[Entries taken from a collection]
================
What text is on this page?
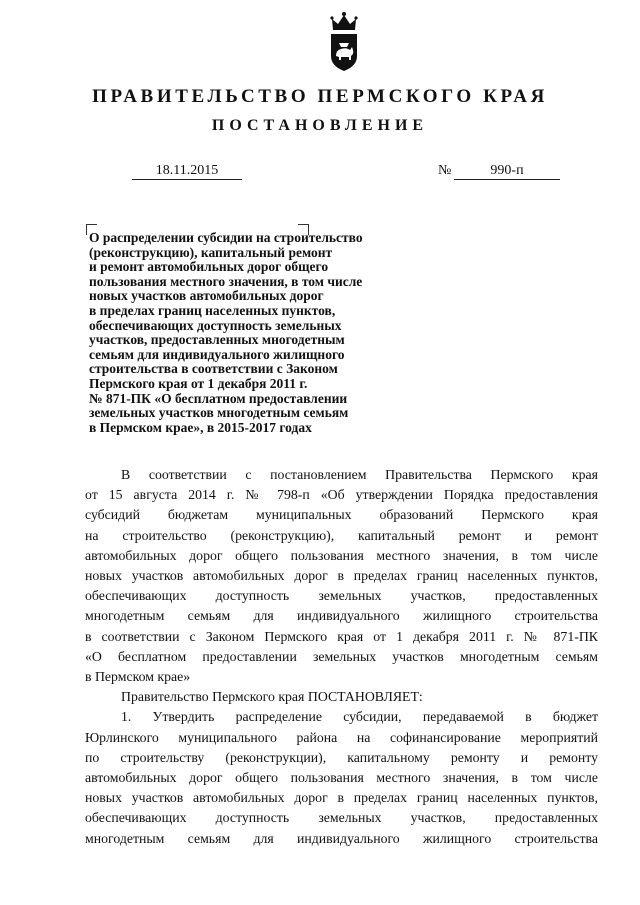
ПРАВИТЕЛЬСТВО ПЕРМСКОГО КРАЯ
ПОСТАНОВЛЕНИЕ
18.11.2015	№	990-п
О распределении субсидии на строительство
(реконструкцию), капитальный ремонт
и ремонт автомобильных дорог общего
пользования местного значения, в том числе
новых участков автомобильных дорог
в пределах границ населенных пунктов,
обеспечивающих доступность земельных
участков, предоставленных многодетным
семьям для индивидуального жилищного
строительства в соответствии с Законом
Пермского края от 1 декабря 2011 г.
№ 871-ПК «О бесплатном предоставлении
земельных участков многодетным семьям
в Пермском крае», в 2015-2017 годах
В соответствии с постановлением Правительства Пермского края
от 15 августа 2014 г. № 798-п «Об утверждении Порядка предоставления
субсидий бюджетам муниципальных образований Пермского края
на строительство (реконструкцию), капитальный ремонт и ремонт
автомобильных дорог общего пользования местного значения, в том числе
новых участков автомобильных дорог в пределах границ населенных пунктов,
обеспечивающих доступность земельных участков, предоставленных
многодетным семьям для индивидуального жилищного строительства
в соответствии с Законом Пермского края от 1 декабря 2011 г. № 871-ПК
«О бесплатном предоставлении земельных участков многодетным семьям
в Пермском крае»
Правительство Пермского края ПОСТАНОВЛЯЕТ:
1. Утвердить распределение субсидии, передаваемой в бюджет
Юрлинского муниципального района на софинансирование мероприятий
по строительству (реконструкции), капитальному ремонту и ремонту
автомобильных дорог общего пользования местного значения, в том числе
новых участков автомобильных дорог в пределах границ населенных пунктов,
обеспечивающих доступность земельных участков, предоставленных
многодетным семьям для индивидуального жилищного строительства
================
▶ YOUR OBJECTIVE
Strip out the images, then output the records above word for word.

▶ THE RESPONSE
What text is on this page?
ПРАВИТЕЛЬСТВО ПЕРМСКОГО КРАЯ
ПОСТАНОВЛЕНИЕ
18.11.2015	№	990-п
О распределении субсидии на строительство
(реконструкцию), капитальный ремонт
и ремонт автомобильных дорог общего
пользования местного значения, в том числе
новых участков автомобильных дорог
в пределах границ населенных пунктов,
обеспечивающих доступность земельных
участков, предоставленных многодетным
семьям для индивидуального жилищного
строительства в соответствии с Законом
Пермского края от 1 декабря 2011 г.
№ 871-ПК «О бесплатном предоставлении
земельных участков многодетным семьям
в Пермском крае», в 2015-2017 годах
В соответствии с постановлением Правительства Пермского края
от 15 августа 2014 г. № 798-п «Об утверждении Порядка предоставления
субсидий бюджетам муниципальных образований Пермского края
на строительство (реконструкцию), капитальный ремонт и ремонт
автомобильных дорог общего пользования местного значения, в том числе
новых участков автомобильных дорог в пределах границ населенных пунктов,
обеспечивающих доступность земельных участков, предоставленных
многодетным семьям для индивидуального жилищного строительства
в соответствии с Законом Пермского края от 1 декабря 2011 г. № 871-ПК
«О бесплатном предоставлении земельных участков многодетным семьям
в Пермском крае»
Правительство Пермского края ПОСТАНОВЛЯЕТ:
1. Утвердить распределение субсидии, передаваемой в бюджет
Юрлинского муниципального района на софинансирование мероприятий
по строительству (реконструкции), капитальному ремонту и ремонту
автомобильных дорог общего пользования местного значения, в том числе
новых участков автомобильных дорог в пределах границ населенных пунктов,
обеспечивающих доступность земельных участков, предоставленных
многодетным семьям для индивидуального жилищного строительства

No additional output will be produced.